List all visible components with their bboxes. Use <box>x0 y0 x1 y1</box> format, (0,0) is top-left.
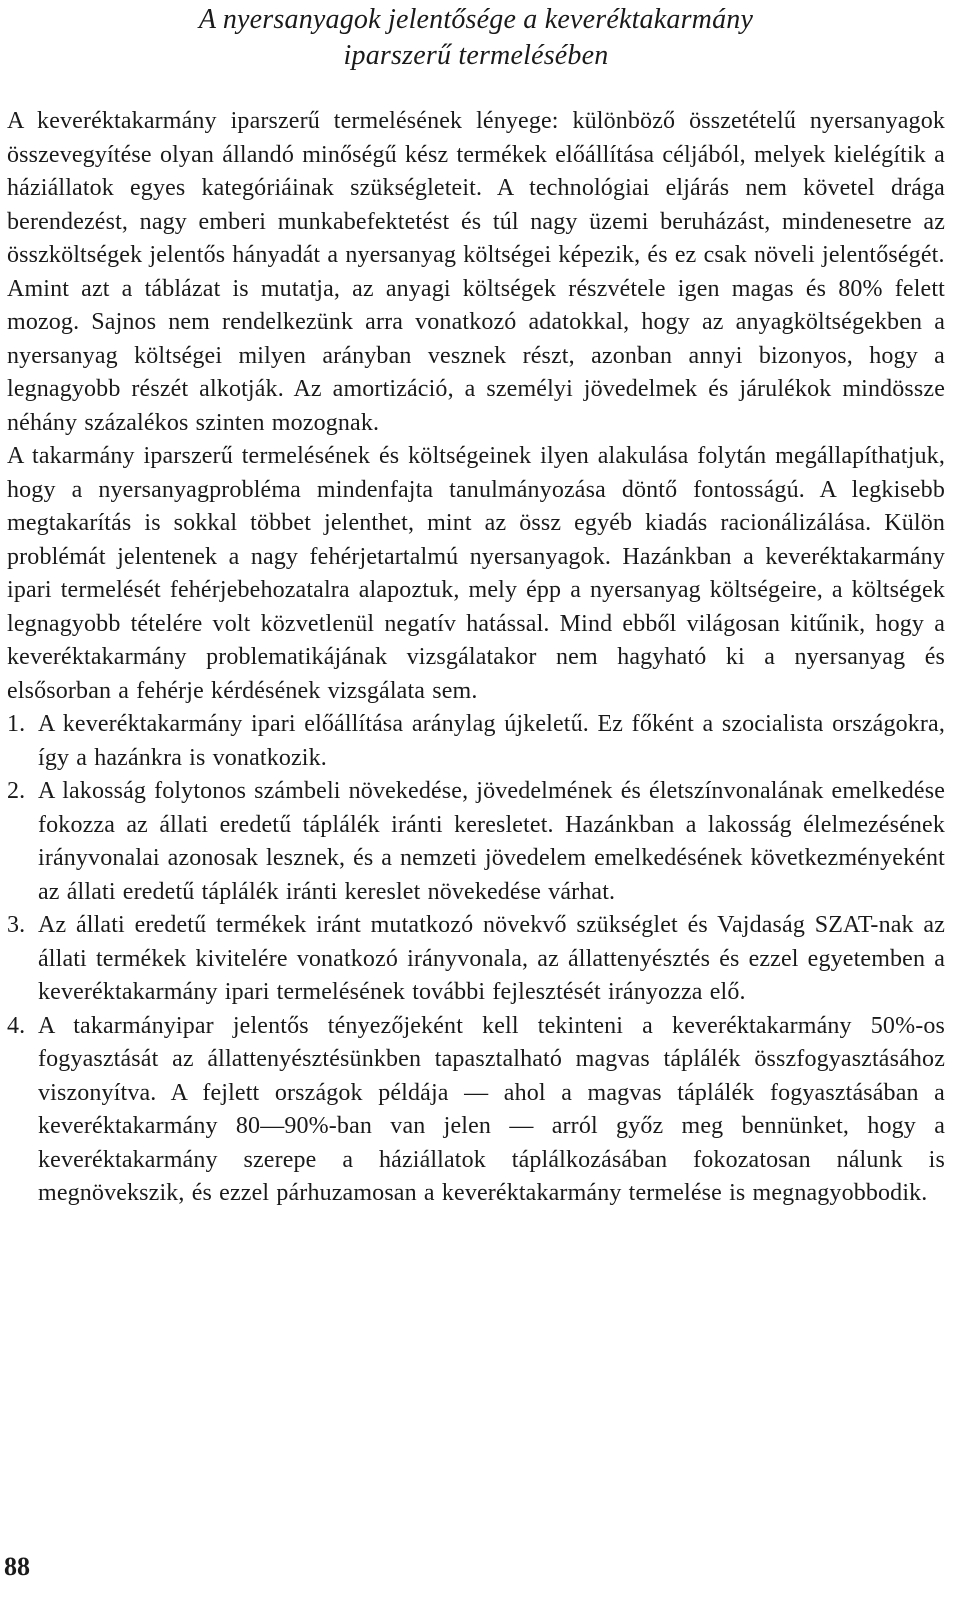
title-line-1: A nyersanyagok jelentősége a keveréktakarmány <box>198 4 754 35</box>
list-item <box>7 909 945 1010</box>
list-item-text: Az állati eredetű termékek iránt mutatkozó növekvő szükséglet és Vajdaság SZAT-nak az állati termékek kivitelére vonatkozó irányvonala, az állattenyésztés és ezzel egyetemben a keveréktakarmány ipari termelésének további fejlesztését irányozza elő. <box>38 912 945 1005</box>
document-page <box>7 0 945 1211</box>
paragraph: Amint azt a táblázat is mutatja, az anyagi költségek részvétele igen magas és 80% felett mozog. Sajnos nem rendelkezünk arra vonatkozó adatokkal, hogy az anyagköltségekben a nyersanyag költségei milyen arányban vesznek részt, azonban annyi bizonyos, hogy a legnagyobb részét alkotják. Az amortizáció, a személyi jövedelmek és járulékok mindössze néhány százalékos szinten mozognak. <box>7 275 945 436</box>
list-item-number: 3. <box>7 912 26 938</box>
list-item-number: 4. <box>7 1012 26 1039</box>
paragraph: A takarmány iparszerű termelésének és költségeinek ilyen alakulása folytán megállapíthatjuk, hogy a nyersanyagprobléma mindenfajta tanulmányozása döntő fontosságú. A legkisebb megtakarítás is sokkal többet jelenthet, mint az össz egyéb kiadás racionálizálása. Külön problémát jelentenek a nagy fehérjetartalmú nyersanyagok. Hazánkban a keveréktakarmány ipari termelését fehérjebehozatalra alapoztuk, mely épp a nyersanyag költségeire, a költségek legnagyobb tételére volt közvetlenül negatív hatással. Mind ebből világosan kitűnik, hogy a keveréktakarmány problematikájának vizsgálatakor nem hagyható ki a nyersanyag és elsősorban a fehérje kérdésének vizsgálata sem. <box>7 443 945 704</box>
list-item-text: A lakosság folytonos számbeli növekedése, jövedelmének és életszínvonalának emelkedése fokozza az állati eredetű táplálék iránti keresletet. Hazánkban a lakosság élelmezésének irányvonalai azonosak lesznek, és a nemzeti jövedelem emelkedésének következményeként az állati eredetű táplálék iránti kereslet növekedése várhat. <box>38 778 945 905</box>
list-item <box>7 708 945 775</box>
list-item <box>7 775 945 909</box>
list-item-text: A keveréktakarmány ipari előállítása aránylag újkeletű. Ez főként a szocialista országokra, így a hazánkra is vonatkozik. <box>38 711 945 771</box>
page-title <box>7 0 945 74</box>
body-text <box>7 105 945 1211</box>
title-line-2: iparszerű termelésében <box>343 40 609 71</box>
numbered-list <box>7 708 945 1211</box>
list-item-number: 2. <box>7 778 26 804</box>
page-number: 88 <box>4 1552 30 1581</box>
list-item-text: A takarmányipar jelentős tényezőjeként kell tekinteni a keveréktakarmány 50%-os fogyasztását az állattenyésztésünkben tapasztalható magvas táplálék összfogyasztásához viszonyítva. A fejlett országok példája — ahol a magvas táplálék fogyasztásában a keveréktakarmány 80—90%-ban van jelen — arról győz meg bennünket, hogy a keveréktakarmány szerepe a háziállatok táplálkozásában fokozatosan nálunk is megnövekszik, és ezzel párhuzamosan a keveréktakarmány termelése is megnagyobbodik. <box>38 1012 945 1206</box>
list-item-number: 1. <box>7 711 26 737</box>
paragraph: A keveréktakarmány iparszerű termelésének lényege: különböző összetételű nyersanyagok összevegyítése olyan állandó minőségű kész termékek előállítása céljából, melyek kielégítik a háziállatok egyes kategóriáinak szükségleteit. A technológiai eljárás nem követel drága berendezést, nagy emberi munkabefektetést és túl nagy üzemi beruházást, mindenesetre az összköltségek jelentős hányadát a nyersanyag költségei képezik, és ez csak növeli jelentőségét. <box>7 108 945 268</box>
list-item <box>7 1010 945 1211</box>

···

▸ WHAT YOU ARE ASKED TO DO:
Reproduce the listing above line for line, character for character, and omit the picture placeholder from your output.

▸ RESPONSE TO THE TASK:
List all visible components with their bboxes. Use <box>x0 y0 x1 y1</box> format, (0,0) is top-left.
title-line-1: A nyersanyagok jelentősége a keveréktakarmány <box>198 4 754 35</box>
list-item <box>7 909 945 1010</box>
list-item-text: Az állati eredetű termékek iránt mutatkozó növekvő szükséglet és Vajdaság SZAT-nak az állati termékek kivitelére vonatkozó irányvonala, az állattenyésztés és ezzel egyetemben a keveréktakarmány ipari termelésének további fejlesztését irányozza elő. <box>38 912 945 1005</box>
document-page <box>7 0 945 1211</box>
paragraph: Amint azt a táblázat is mutatja, az anyagi költségek részvétele igen magas és 80% felett mozog. Sajnos nem rendelkezünk arra vonatkozó adatokkal, hogy az anyagköltségekben a nyersanyag költségei milyen arányban vesznek részt, azonban annyi bizonyos, hogy a legnagyobb részét alkotják. Az amortizáció, a személyi jövedelmek és járulékok mindössze néhány százalékos szinten mozognak. <box>7 275 945 436</box>
list-item-number: 3. <box>7 912 26 938</box>
list-item-number: 4. <box>7 1012 26 1039</box>
paragraph: A takarmány iparszerű termelésének és költségeinek ilyen alakulása folytán megállapíthatjuk, hogy a nyersanyagprobléma mindenfajta tanulmányozása döntő fontosságú. A legkisebb megtakarítás is sokkal többet jelenthet, mint az össz egyéb kiadás racionálizálása. Külön problémát jelentenek a nagy fehérjetartalmú nyersanyagok. Hazánkban a keveréktakarmány ipari termelését fehérjebehozatalra alapoztuk, mely épp a nyersanyag költségeire, a költségek legnagyobb tételére volt közvetlenül negatív hatással. Mind ebből világosan kitűnik, hogy a keveréktakarmány problematikájának vizsgálatakor nem hagyható ki a nyersanyag és elsősorban a fehérje kérdésének vizsgálata sem. <box>7 443 945 704</box>
list-item-text: A lakosság folytonos számbeli növekedése, jövedelmének és életszínvonalának emelkedése fokozza az állati eredetű táplálék iránti keresletet. Hazánkban a lakosság élelmezésének irányvonalai azonosak lesznek, és a nemzeti jövedelem emelkedésének következményeként az állati eredetű táplálék iránti kereslet növekedése várhat. <box>38 778 945 905</box>
list-item <box>7 708 945 775</box>
list-item <box>7 775 945 909</box>
list-item-text: A keveréktakarmány ipari előállítása aránylag újkeletű. Ez főként a szocialista országokra, így a hazánkra is vonatkozik. <box>38 711 945 771</box>
page-title <box>7 0 945 74</box>
body-text <box>7 105 945 1211</box>
title-line-2: iparszerű termelésében <box>343 40 609 71</box>
numbered-list <box>7 708 945 1211</box>
list-item-number: 2. <box>7 778 26 804</box>
page-number: 88 <box>4 1552 30 1581</box>
list-item-text: A takarmányipar jelentős tényezőjeként kell tekinteni a keveréktakarmány 50%-os fogyasztását az állattenyésztésünkben tapasztalható magvas táplálék összfogyasztásához viszonyítva. A fejlett országok példája — ahol a magvas táplálék fogyasztásában a keveréktakarmány 80—90%-ban van jelen — arról győz meg bennünket, hogy a keveréktakarmány szerepe a háziállatok táplálkozásában fokozatosan nálunk is megnövekszik, és ezzel párhuzamosan a keveréktakarmány termelése is megnagyobbodik. <box>38 1012 945 1206</box>
list-item-number: 1. <box>7 711 26 737</box>
paragraph: A keveréktakarmány iparszerű termelésének lényege: különböző összetételű nyersanyagok összevegyítése olyan állandó minőségű kész termékek előállítása céljából, melyek kielégítik a háziállatok egyes kategóriáinak szükségleteit. A technológiai eljárás nem követel drága berendezést, nagy emberi munkabefektetést és túl nagy üzemi beruházást, mindenesetre az összköltségek jelentős hányadát a nyersanyag költségei képezik, és ez csak növeli jelentőségét. <box>7 108 945 268</box>
list-item <box>7 1010 945 1211</box>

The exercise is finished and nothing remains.